- [Estratto della pagina]
╔══

La Glencore rappresenta la più grande azienda mondiale specializzata nel commercio delle materie prime, fondata negli anni Settanta da Marc Rich, cittadino statunitense di origini belga, che ha saputo negli anni dar vita ad una multinazionale che opera oggi su scala globale. La Glencore commercia, produce, raffina, spedisce o conserva metalli e minerali, prodotti energetici ed agricoli e nel maggio 2011 ha debuttato in Borsa, rinunciando in parte alla propria segretezza, ma non alla propria strategia aziendale.
Gli intermediari della Glencore operano in tutto il mondo e sono presenti anche in Italia, mediante il controllo della Portovesme Srl, azienda produttrice di piombo e zinco, mentre nel novembre 2012 la fusione della multinazionale con la compagnia svizzera Xstrata, ha dato vita ad un vero e proprio gigante del settore minerario e del commercio delle materie prime nel mondo.

╚══

- [Compito richiesto] Trascrivi per intero il testo su Glencore, parola per parola. Le righe che vengono dopo sono materiale a sé, separato dal testo su Glencore.

- [Dati forniti]
╔══

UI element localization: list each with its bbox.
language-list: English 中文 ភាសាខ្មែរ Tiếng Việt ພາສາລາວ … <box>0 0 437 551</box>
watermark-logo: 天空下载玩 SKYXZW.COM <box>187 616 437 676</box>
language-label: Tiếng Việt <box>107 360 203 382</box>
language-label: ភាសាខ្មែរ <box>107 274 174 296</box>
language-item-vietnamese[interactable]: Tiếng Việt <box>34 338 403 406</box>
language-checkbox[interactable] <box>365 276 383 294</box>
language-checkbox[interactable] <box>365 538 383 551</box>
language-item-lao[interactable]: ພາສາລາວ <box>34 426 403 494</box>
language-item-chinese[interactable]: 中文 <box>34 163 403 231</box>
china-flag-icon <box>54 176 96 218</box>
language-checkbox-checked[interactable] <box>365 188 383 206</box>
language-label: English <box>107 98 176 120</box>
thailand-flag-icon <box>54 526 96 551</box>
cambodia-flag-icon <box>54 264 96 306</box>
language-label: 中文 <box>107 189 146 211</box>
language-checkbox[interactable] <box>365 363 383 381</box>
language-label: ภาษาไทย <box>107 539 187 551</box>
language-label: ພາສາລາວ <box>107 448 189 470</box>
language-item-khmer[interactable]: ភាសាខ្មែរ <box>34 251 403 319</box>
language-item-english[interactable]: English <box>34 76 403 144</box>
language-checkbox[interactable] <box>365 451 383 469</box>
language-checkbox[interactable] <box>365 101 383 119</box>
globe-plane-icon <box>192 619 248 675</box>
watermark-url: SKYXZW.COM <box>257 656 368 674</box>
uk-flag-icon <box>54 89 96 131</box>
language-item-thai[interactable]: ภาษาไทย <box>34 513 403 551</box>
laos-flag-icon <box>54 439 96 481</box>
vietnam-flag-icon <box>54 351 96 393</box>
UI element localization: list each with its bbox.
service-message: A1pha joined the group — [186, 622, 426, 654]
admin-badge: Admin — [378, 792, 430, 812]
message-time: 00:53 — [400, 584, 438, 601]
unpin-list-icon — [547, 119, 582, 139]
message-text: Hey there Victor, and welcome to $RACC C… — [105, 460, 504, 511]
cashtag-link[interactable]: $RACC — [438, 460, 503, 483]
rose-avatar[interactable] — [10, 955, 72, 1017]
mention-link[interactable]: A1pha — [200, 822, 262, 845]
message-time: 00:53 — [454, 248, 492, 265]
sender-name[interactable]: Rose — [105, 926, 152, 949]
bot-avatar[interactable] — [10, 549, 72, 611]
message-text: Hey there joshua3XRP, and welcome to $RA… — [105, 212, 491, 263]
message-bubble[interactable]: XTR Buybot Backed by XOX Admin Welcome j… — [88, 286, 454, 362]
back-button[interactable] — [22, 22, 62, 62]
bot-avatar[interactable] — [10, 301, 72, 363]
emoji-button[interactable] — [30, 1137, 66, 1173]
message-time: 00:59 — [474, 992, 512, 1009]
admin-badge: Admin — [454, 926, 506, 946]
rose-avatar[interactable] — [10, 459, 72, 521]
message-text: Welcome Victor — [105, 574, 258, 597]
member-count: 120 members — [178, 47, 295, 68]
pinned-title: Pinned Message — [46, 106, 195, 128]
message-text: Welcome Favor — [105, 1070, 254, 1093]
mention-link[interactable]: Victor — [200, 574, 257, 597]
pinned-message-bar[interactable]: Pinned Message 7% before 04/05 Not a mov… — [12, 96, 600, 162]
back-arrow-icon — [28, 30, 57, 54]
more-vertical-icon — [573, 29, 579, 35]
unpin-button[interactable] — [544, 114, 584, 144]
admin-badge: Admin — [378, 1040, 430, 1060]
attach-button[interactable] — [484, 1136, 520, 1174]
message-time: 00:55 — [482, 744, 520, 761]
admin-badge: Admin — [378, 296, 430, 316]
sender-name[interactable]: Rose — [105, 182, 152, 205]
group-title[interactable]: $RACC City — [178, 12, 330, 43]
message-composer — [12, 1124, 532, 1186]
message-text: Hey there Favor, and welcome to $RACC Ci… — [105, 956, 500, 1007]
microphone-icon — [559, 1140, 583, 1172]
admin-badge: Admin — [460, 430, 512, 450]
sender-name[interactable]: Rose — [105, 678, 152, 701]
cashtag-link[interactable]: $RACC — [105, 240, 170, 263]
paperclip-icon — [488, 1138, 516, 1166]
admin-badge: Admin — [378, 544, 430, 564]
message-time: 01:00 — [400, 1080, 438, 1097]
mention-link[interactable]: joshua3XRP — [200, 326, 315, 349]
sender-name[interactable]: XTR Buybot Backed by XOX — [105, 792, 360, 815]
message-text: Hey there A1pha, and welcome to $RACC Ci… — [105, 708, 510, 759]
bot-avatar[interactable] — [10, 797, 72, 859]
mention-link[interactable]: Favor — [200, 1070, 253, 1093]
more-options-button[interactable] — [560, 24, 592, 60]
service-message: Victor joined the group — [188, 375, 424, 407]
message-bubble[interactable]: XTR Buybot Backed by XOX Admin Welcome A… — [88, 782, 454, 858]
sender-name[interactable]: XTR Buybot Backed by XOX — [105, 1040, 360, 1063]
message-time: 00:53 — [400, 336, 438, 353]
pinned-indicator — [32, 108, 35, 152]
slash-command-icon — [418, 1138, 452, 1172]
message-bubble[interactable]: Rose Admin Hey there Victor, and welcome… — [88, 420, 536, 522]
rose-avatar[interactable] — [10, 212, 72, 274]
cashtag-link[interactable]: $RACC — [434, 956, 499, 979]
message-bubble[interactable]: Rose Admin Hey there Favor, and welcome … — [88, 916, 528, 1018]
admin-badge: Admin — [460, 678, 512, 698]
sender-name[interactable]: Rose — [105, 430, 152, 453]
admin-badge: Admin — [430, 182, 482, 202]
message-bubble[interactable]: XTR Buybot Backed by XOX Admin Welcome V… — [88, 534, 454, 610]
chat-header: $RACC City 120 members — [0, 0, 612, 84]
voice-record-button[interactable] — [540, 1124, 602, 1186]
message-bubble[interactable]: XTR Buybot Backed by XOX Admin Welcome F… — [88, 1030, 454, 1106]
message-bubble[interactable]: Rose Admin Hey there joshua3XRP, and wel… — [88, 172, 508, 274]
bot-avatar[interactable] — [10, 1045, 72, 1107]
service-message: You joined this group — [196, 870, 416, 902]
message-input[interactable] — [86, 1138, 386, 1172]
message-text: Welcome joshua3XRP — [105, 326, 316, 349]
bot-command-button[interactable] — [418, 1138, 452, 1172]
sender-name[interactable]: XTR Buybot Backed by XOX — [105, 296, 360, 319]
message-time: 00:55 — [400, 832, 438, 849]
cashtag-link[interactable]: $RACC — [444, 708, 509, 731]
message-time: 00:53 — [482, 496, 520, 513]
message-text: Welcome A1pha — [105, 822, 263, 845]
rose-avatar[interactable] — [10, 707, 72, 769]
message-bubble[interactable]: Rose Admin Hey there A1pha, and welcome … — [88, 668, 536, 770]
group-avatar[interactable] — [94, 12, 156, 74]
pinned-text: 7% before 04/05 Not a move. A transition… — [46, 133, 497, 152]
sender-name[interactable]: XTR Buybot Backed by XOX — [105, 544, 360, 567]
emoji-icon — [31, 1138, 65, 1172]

╚══

- [Problema risolto]
La Glencore rappresenta la più grande azienda mondiale specializzata nel commercio delle materie prime, fondata negli anni Settanta da Marc Rich, cittadino statunitense di origini belga, che ha saputo negli anni dar vita ad una multinazionale che opera oggi su scala globale. La Glencore commercia, produce, raffina, spedisce o conserva metalli e minerali, prodotti energetici ed agricoli e nel maggio 2011 ha debuttato in Borsa, rinunciando in parte alla propria segretezza, ma non alla propria strategia aziendale.
Gli intermediari della Glencore operano in tutto il mondo e sono presenti anche in Italia, mediante il controllo della Portovesme Srl, azienda produttrice di piombo e zinco, mentre nel novembre 2012 la fusione della multinazionale con la compagnia svizzera Xstrata, ha dato vita ad un vero e proprio gigante del settore minerario e del commercio delle materie prime nel mondo.